_REQUIRED TASK_:
Reproduce every entry exactly and leave its pictures out.

[Data entries]

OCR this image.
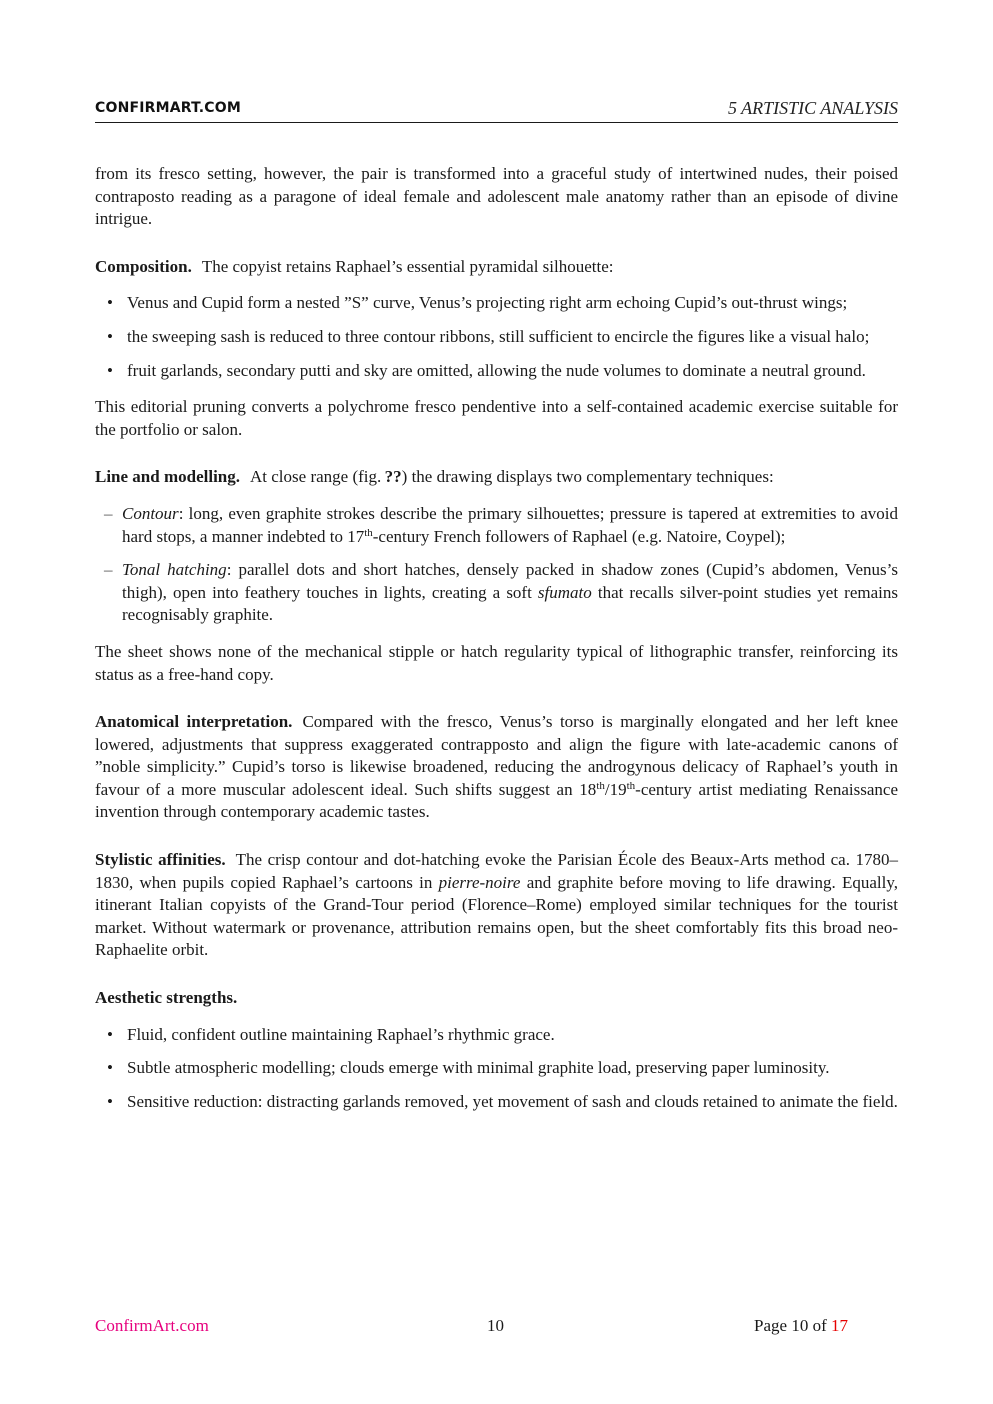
CONFIRMART.COM	5 ARTISTIC ANALYSIS

from its fresco setting, however, the pair is transformed into a graceful study of intertwined nudes, their poised contraposto reading as a paragone of ideal female and adolescent male anatomy rather than an episode of divine intrigue.

Composition. The copyist retains Raphael’s essential pyramidal silhouette:

• Venus and Cupid form a nested ”S” curve, Venus’s projecting right arm echoing Cupid’s out-thrust wings;
• the sweeping sash is reduced to three contour ribbons, still sufficient to encircle the figures like a visual halo;
• fruit garlands, secondary putti and sky are omitted, allowing the nude volumes to dominate a neutral ground.

This editorial pruning converts a polychrome fresco pendentive into a self-contained academic exercise suitable for the portfolio or salon.

Line and modelling. At close range (fig.  ??) the drawing displays two complementary techniques:

– Contour: long, even graphite strokes describe the primary silhouettes; pressure is tapered at extremities to avoid hard stops, a manner indebted to 17th-century French followers of Raphael (e.g. Natoire, Coypel);
– Tonal hatching: parallel dots and short hatches, densely packed in shadow zones (Cupid’s abdomen, Venus’s thigh), open into feathery touches in lights, creating a soft sfumato that recalls silver-point studies yet remains recognisably graphite.

The sheet shows none of the mechanical stipple or hatch regularity typical of lithographic transfer, reinforcing its status as a free-hand copy.

Anatomical interpretation. Compared with the fresco, Venus’s torso is marginally elongated and her left knee lowered, adjustments that suppress exaggerated contrapposto and align the figure with late-academic canons of ”noble simplicity.” Cupid’s torso is likewise broadened, reducing the androgynous delicacy of Raphael’s youth in favour of a more muscular adolescent ideal. Such shifts suggest an 18th/19th-century artist mediating Renaissance invention through contemporary academic tastes.

Stylistic affinities. The crisp contour and dot-hatching evoke the Parisian École des Beaux-Arts method ca. 1780–1830, when pupils copied Raphael’s cartoons in pierre-noire and graphite before moving to life drawing. Equally, itinerant Italian copyists of the Grand-Tour period (Florence–Rome) employed similar techniques for the tourist market. Without watermark or provenance, attribution remains open, but the sheet comfortably fits this broad neo-Raphaelite orbit.

Aesthetic strengths.

• Fluid, confident outline maintaining Raphael’s rhythmic grace.
• Subtle atmospheric modelling; clouds emerge with minimal graphite load, preserving paper luminosity.
• Sensitive reduction: distracting garlands removed, yet movement of sash and clouds retained to animate the field.
ConfirmArt.com	10	Page 10 of 17
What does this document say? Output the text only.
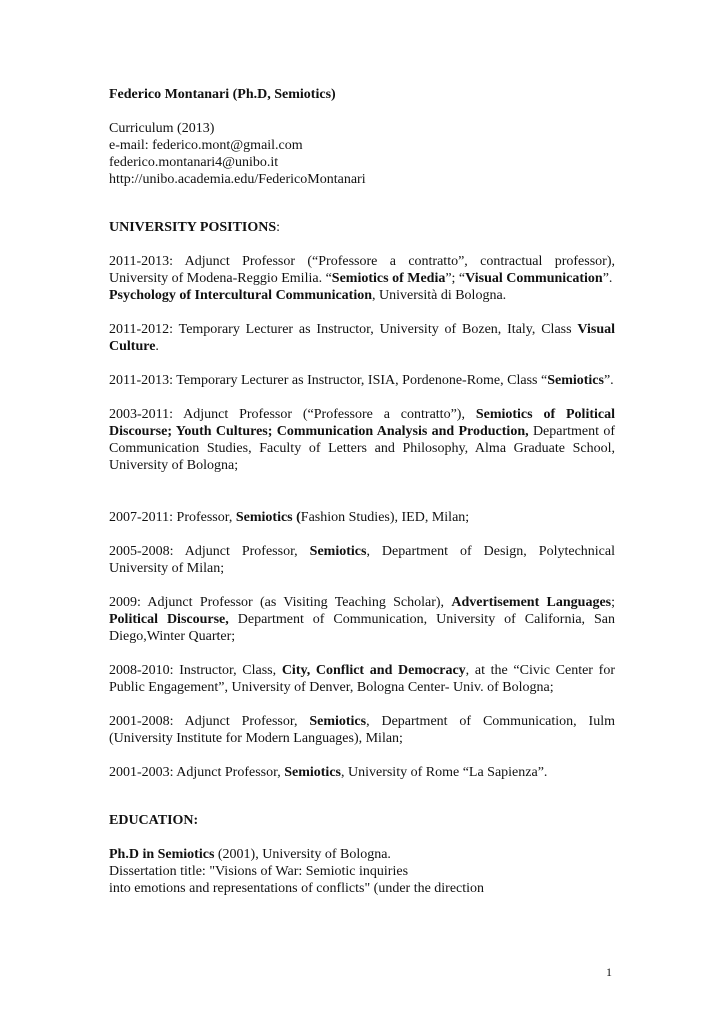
Federico Montanari (Ph.D, Semiotics)

Curriculum (2013)

e-mail: federico.mont@gmail.com

federico.montanari4@unibo.it

http://unibo.academia.edu/FedericoMontanari

UNIVERSITY POSITIONS:

2011-2013: Adjunct Professor (“Professore a contratto”, contractual professor), University of Modena-Reggio Emilia. “Semiotics of Media”; “Visual Communication”.

Psychology of Intercultural Communication, Università di Bologna.

2011-2012: Temporary Lecturer as Instructor, University of Bozen, Italy, Class Visual Culture.

2011-2013: Temporary Lecturer as Instructor, ISIA, Pordenone-Rome, Class “Semiotics”.

2003-2011: Adjunct Professor (“Professore a contratto”), Semiotics of Political Discourse; Youth Cultures; Communication Analysis and Production, Department of Communication Studies, Faculty of Letters and Philosophy, Alma Graduate School, University of Bologna;

2007-2011: Professor, Semiotics (Fashion Studies), IED, Milan;

2005-2008: Adjunct Professor, Semiotics, Department of Design, Polytechnical University of Milan;

2009: Adjunct Professor (as Visiting Teaching Scholar), Advertisement Languages; Political Discourse, Department of Communication, University of California, San Diego,Winter Quarter;

2008-2010: Instructor, Class, City, Conflict and Democracy, at the “Civic Center for Public Engagement”, University of Denver, Bologna Center- Univ. of Bologna;

2001-2008: Adjunct Professor, Semiotics, Department of Communication, Iulm (University Institute for Modern Languages), Milan;

2001-2003: Adjunct Professor, Semiotics, University of Rome “La Sapienza”.

EDUCATION:

Ph.D in Semiotics (2001), University of Bologna.

Dissertation title: "Visions of War: Semiotic inquiries

into emotions and representations of conflicts" (under the direction

1
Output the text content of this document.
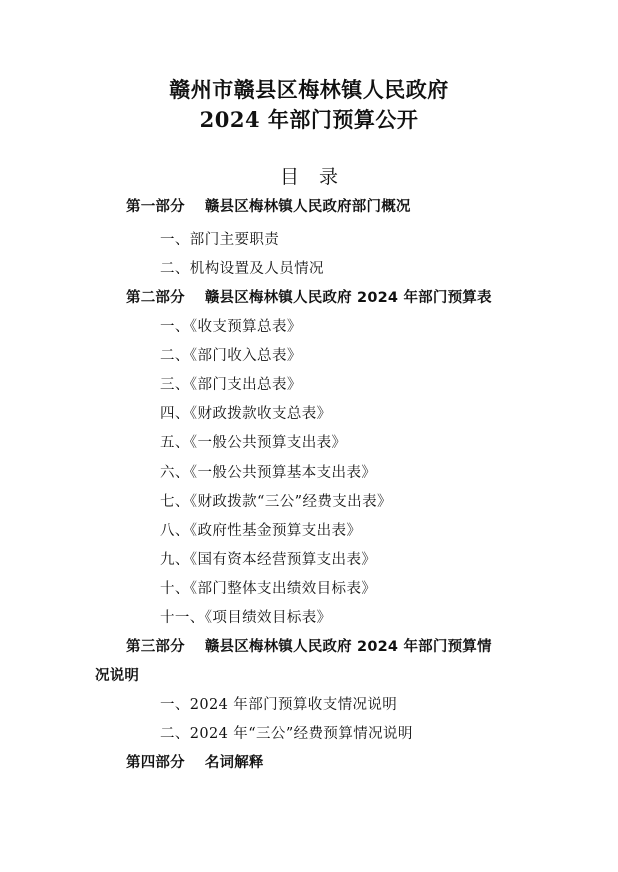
赣州市赣县区梅林镇人民政府
2024 年部门预算公开
目 录
第一部分 赣县区梅林镇人民政府部门概况
一、部门主要职责
二、机构设置及人员情况
第二部分 赣县区梅林镇人民政府 2024 年部门预算表
一、《收支预算总表》
二、《部门收入总表》
三、《部门支出总表》
四、《财政拨款收支总表》
五、《一般公共预算支出表》
六、《一般公共预算基本支出表》
七、《财政拨款“三公”经费支出表》
八、《政府性基金预算支出表》
九、《国有资本经营预算支出表》
十、《部门整体支出绩效目标表》
十一、《项目绩效目标表》
第三部分 赣县区梅林镇人民政府 2024 年部门预算情
况说明
一、2024 年部门预算收支情况说明
二、2024 年“三公”经费预算情况说明
第四部分 名词解释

_OUTPUT FOR THIS EXERCISE_:
OCR this image.
CONFIRMART.COM	5 ARTISTIC ANALYSIS

from its fresco setting, however, the pair is transformed into a graceful study of intertwined nudes, their poised contraposto reading as a paragone of ideal female and adolescent male anatomy rather than an episode of divine intrigue.

Composition. The copyist retains Raphael’s essential pyramidal silhouette:

• Venus and Cupid form a nested ”S” curve, Venus’s projecting right arm echoing Cupid’s out-thrust wings;
• the sweeping sash is reduced to three contour ribbons, still sufficient to encircle the figures like a visual halo;
• fruit garlands, secondary putti and sky are omitted, allowing the nude volumes to dominate a neutral ground.

This editorial pruning converts a polychrome fresco pendentive into a self-contained academic exercise suitable for the portfolio or salon.

Line and modelling. At close range (fig.  ??) the drawing displays two complementary techniques:

– Contour: long, even graphite strokes describe the primary silhouettes; pressure is tapered at extremities to avoid hard stops, a manner indebted to 17th-century French followers of Raphael (e.g. Natoire, Coypel);
– Tonal hatching: parallel dots and short hatches, densely packed in shadow zones (Cupid’s abdomen, Venus’s thigh), open into feathery touches in lights, creating a soft sfumato that recalls silver-point studies yet remains recognisably graphite.

The sheet shows none of the mechanical stipple or hatch regularity typical of lithographic transfer, reinforcing its status as a free-hand copy.

Anatomical interpretation. Compared with the fresco, Venus’s torso is marginally elongated and her left knee lowered, adjustments that suppress exaggerated contrapposto and align the figure with late-academic canons of ”noble simplicity.” Cupid’s torso is likewise broadened, reducing the androgynous delicacy of Raphael’s youth in favour of a more muscular adolescent ideal. Such shifts suggest an 18th/19th-century artist mediating Renaissance invention through contemporary academic tastes.

Stylistic affinities. The crisp contour and dot-hatching evoke the Parisian École des Beaux-Arts method ca. 1780–1830, when pupils copied Raphael’s cartoons in pierre-noire and graphite before moving to life drawing. Equally, itinerant Italian copyists of the Grand-Tour period (Florence–Rome) employed similar techniques for the tourist market. Without watermark or provenance, attribution remains open, but the sheet comfortably fits this broad neo-Raphaelite orbit.

Aesthetic strengths.

• Fluid, confident outline maintaining Raphael’s rhythmic grace.
• Subtle atmospheric modelling; clouds emerge with minimal graphite load, preserving paper luminosity.
• Sensitive reduction: distracting garlands removed, yet movement of sash and clouds retained to animate the field.
ConfirmArt.com	10	Page 10 of 17
What does this document say? Output the text only.
Federico Montanari (Ph.D, Semiotics)

Curriculum (2013)

e-mail: federico.mont@gmail.com

federico.montanari4@unibo.it

http://unibo.academia.edu/FedericoMontanari

UNIVERSITY POSITIONS:

2011-2013: Adjunct Professor (“Professore a contratto”, contractual professor), University of Modena-Reggio Emilia. “Semiotics of Media”; “Visual Communication”.

Psychology of Intercultural Communication, Università di Bologna.

2011-2012: Temporary Lecturer as Instructor, University of Bozen, Italy, Class Visual Culture.

2011-2013: Temporary Lecturer as Instructor, ISIA, Pordenone-Rome, Class “Semiotics”.

2003-2011: Adjunct Professor (“Professore a contratto”), Semiotics of Political Discourse; Youth Cultures; Communication Analysis and Production, Department of Communication Studies, Faculty of Letters and Philosophy, Alma Graduate School, University of Bologna;

2007-2011: Professor, Semiotics (Fashion Studies), IED, Milan;

2005-2008: Adjunct Professor, Semiotics, Department of Design, Polytechnical University of Milan;

2009: Adjunct Professor (as Visiting Teaching Scholar), Advertisement Languages; Political Discourse, Department of Communication, University of California, San Diego,Winter Quarter;

2008-2010: Instructor, Class, City, Conflict and Democracy, at the “Civic Center for Public Engagement”, University of Denver, Bologna Center- Univ. of Bologna;

2001-2008: Adjunct Professor, Semiotics, Department of Communication, Iulm (University Institute for Modern Languages), Milan;

2001-2003: Adjunct Professor, Semiotics, University of Rome “La Sapienza”.

EDUCATION:

Ph.D in Semiotics (2001), University of Bologna.

Dissertation title: "Visions of War: Semiotic inquiries

into emotions and representations of conflicts" (under the direction

1
Output the text content of this document.
赣州市赣县区梅林镇人民政府
2024 年部门预算公开
目 录
第一部分 赣县区梅林镇人民政府部门概况
一、部门主要职责
二、机构设置及人员情况
第二部分 赣县区梅林镇人民政府 2024 年部门预算表
一、《收支预算总表》
二、《部门收入总表》
三、《部门支出总表》
四、《财政拨款收支总表》
五、《一般公共预算支出表》
六、《一般公共预算基本支出表》
七、《财政拨款“三公”经费支出表》
八、《政府性基金预算支出表》
九、《国有资本经营预算支出表》
十、《部门整体支出绩效目标表》
十一、《项目绩效目标表》
第三部分 赣县区梅林镇人民政府 2024 年部门预算情
况说明
一、2024 年部门预算收支情况说明
二、2024 年“三公”经费预算情况说明
第四部分 名词解释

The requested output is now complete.